Could you print out every entry, character for character?

RECORDED INFORMATION:
========

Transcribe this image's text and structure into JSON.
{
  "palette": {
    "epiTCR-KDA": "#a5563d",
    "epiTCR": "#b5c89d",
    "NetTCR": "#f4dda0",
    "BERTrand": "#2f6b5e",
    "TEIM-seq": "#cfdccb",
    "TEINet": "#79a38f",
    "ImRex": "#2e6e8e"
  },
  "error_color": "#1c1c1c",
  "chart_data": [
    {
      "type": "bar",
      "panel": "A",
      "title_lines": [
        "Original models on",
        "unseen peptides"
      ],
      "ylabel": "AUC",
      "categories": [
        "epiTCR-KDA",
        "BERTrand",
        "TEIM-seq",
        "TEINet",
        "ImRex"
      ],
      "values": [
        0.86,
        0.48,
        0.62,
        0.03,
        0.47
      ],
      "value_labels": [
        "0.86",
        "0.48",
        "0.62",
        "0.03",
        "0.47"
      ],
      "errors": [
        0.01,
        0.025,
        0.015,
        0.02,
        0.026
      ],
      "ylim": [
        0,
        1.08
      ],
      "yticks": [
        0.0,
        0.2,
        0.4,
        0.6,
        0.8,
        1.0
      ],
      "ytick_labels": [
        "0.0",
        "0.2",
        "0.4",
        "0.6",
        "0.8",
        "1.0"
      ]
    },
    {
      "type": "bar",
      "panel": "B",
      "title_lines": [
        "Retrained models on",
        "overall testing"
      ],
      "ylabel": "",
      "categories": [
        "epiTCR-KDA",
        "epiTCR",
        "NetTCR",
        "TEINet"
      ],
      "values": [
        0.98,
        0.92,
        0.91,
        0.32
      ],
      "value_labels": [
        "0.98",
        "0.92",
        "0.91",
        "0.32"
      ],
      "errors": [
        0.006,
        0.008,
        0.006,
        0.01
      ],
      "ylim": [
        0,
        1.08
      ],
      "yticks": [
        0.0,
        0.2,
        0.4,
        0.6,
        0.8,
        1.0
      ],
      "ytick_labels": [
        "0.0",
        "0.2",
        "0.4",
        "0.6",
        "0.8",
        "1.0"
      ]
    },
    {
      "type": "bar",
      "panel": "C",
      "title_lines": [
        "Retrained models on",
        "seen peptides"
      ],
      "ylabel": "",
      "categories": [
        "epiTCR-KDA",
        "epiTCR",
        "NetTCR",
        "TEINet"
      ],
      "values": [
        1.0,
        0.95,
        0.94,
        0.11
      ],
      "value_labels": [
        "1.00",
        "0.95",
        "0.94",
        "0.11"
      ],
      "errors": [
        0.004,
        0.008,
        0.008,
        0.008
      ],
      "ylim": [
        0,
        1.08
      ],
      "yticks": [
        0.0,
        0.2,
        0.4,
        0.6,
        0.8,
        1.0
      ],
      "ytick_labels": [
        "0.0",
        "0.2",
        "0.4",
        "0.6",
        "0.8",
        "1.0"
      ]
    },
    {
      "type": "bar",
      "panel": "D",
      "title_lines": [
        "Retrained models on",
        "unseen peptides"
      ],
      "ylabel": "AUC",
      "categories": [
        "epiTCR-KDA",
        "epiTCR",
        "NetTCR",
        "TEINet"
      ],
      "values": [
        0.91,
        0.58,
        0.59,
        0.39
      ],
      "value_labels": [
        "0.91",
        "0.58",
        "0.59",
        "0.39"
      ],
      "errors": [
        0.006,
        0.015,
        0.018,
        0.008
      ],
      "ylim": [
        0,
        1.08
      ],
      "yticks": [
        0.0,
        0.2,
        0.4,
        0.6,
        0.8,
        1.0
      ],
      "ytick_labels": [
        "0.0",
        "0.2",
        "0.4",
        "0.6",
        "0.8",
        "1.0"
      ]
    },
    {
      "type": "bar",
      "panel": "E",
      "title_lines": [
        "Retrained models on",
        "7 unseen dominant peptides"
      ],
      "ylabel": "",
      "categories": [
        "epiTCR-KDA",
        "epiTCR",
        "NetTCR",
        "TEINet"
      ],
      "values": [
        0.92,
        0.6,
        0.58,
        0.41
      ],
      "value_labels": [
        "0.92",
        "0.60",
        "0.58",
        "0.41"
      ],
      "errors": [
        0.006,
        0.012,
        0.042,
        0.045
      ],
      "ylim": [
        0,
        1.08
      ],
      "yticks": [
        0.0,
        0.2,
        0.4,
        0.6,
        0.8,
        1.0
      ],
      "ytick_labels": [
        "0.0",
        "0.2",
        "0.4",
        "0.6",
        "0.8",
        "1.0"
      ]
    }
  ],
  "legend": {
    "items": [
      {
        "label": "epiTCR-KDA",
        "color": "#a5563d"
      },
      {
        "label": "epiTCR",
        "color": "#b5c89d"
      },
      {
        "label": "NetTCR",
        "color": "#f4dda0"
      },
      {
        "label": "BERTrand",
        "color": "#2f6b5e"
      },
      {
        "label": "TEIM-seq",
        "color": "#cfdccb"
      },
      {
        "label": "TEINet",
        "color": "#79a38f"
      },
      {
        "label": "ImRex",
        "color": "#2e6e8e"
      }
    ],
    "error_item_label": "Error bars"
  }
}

========

SOLUTION TO THIS EXERCISE:
Transcribe this image's text and structure into JSON.
{
  "palette": {
    "epiTCR-KDA": "#a5563d",
    "epiTCR": "#b5c89d",
    "NetTCR": "#f4dda0",
    "BERTrand": "#2f6b5e",
    "TEIM-seq": "#cfdccb",
    "TEINet": "#79a38f",
    "ImRex": "#2e6e8e"
  },
  "error_color": "#1c1c1c",
  "chart_data": [
    {
      "type": "bar",
      "panel": "A",
      "title_lines": [
        "Original models on",
        "unseen peptides"
      ],
      "ylabel": "AUC",
      "categories": [
        "epiTCR-KDA",
        "BERTrand",
        "TEIM-seq",
        "TEINet",
        "ImRex"
      ],
      "values": [
        0.86,
        0.48,
        0.62,
        0.03,
        0.47
      ],
      "value_labels": [
        "0.86",
        "0.48",
        "0.62",
        "0.03",
        "0.47"
      ],
      "errors": [
        0.01,
        0.025,
        0.015,
        0.02,
        0.026
      ],
      "ylim": [
        0,
        1.08
      ],
      "yticks": [
        0.0,
        0.2,
        0.4,
        0.6,
        0.8,
        1.0
      ],
      "ytick_labels": [
        "0.0",
        "0.2",
        "0.4",
        "0.6",
        "0.8",
        "1.0"
      ]
    },
    {
      "type": "bar",
      "panel": "B",
      "title_lines": [
        "Retrained models on",
        "overall testing"
      ],
      "ylabel": "",
      "categories": [
        "epiTCR-KDA",
        "epiTCR",
        "NetTCR",
        "TEINet"
      ],
      "values": [
        0.98,
        0.92,
        0.91,
        0.32
      ],
      "value_labels": [
        "0.98",
        "0.92",
        "0.91",
        "0.32"
      ],
      "errors": [
        0.006,
        0.008,
        0.006,
        0.01
      ],
      "ylim": [
        0,
        1.08
      ],
      "yticks": [
        0.0,
        0.2,
        0.4,
        0.6,
        0.8,
        1.0
      ],
      "ytick_labels": [
        "0.0",
        "0.2",
        "0.4",
        "0.6",
        "0.8",
        "1.0"
      ]
    },
    {
      "type": "bar",
      "panel": "C",
      "title_lines": [
        "Retrained models on",
        "seen peptides"
      ],
      "ylabel": "",
      "categories": [
        "epiTCR-KDA",
        "epiTCR",
        "NetTCR",
        "TEINet"
      ],
      "values": [
        1.0,
        0.95,
        0.94,
        0.11
      ],
      "value_labels": [
        "1.00",
        "0.95",
        "0.94",
        "0.11"
      ],
      "errors": [
        0.004,
        0.008,
        0.008,
        0.008
      ],
      "ylim": [
        0,
        1.08
      ],
      "yticks": [
        0.0,
        0.2,
        0.4,
        0.6,
        0.8,
        1.0
      ],
      "ytick_labels": [
        "0.0",
        "0.2",
        "0.4",
        "0.6",
        "0.8",
        "1.0"
      ]
    },
    {
      "type": "bar",
      "panel": "D",
      "title_lines": [
        "Retrained models on",
        "unseen peptides"
      ],
      "ylabel": "AUC",
      "categories": [
        "epiTCR-KDA",
        "epiTCR",
        "NetTCR",
        "TEINet"
      ],
      "values": [
        0.91,
        0.58,
        0.59,
        0.39
      ],
      "value_labels": [
        "0.91",
        "0.58",
        "0.59",
        "0.39"
      ],
      "errors": [
        0.006,
        0.015,
        0.018,
        0.008
      ],
      "ylim": [
        0,
        1.08
      ],
      "yticks": [
        0.0,
        0.2,
        0.4,
        0.6,
        0.8,
        1.0
      ],
      "ytick_labels": [
        "0.0",
        "0.2",
        "0.4",
        "0.6",
        "0.8",
        "1.0"
      ]
    },
    {
      "type": "bar",
      "panel": "E",
      "title_lines": [
        "Retrained models on",
        "7 unseen dominant peptides"
      ],
      "ylabel": "",
      "categories": [
        "epiTCR-KDA",
        "epiTCR",
        "NetTCR",
        "TEINet"
      ],
      "values": [
        0.92,
        0.6,
        0.58,
        0.41
      ],
      "value_labels": [
        "0.92",
        "0.60",
        "0.58",
        "0.41"
      ],
      "errors": [
        0.006,
        0.012,
        0.042,
        0.045
      ],
      "ylim": [
        0,
        1.08
      ],
      "yticks": [
        0.0,
        0.2,
        0.4,
        0.6,
        0.8,
        1.0
      ],
      "ytick_labels": [
        "0.0",
        "0.2",
        "0.4",
        "0.6",
        "0.8",
        "1.0"
      ]
    }
  ],
  "legend": {
    "items": [
      {
        "label": "epiTCR-KDA",
        "color": "#a5563d"
      },
      {
        "label": "epiTCR",
        "color": "#b5c89d"
      },
      {
        "label": "NetTCR",
        "color": "#f4dda0"
      },
      {
        "label": "BERTrand",
        "color": "#2f6b5e"
      },
      {
        "label": "TEIM-seq",
        "color": "#cfdccb"
      },
      {
        "label": "TEINet",
        "color": "#79a38f"
      },
      {
        "label": "ImRex",
        "color": "#2e6e8e"
      }
    ],
    "error_item_label": "Error bars"
  }
}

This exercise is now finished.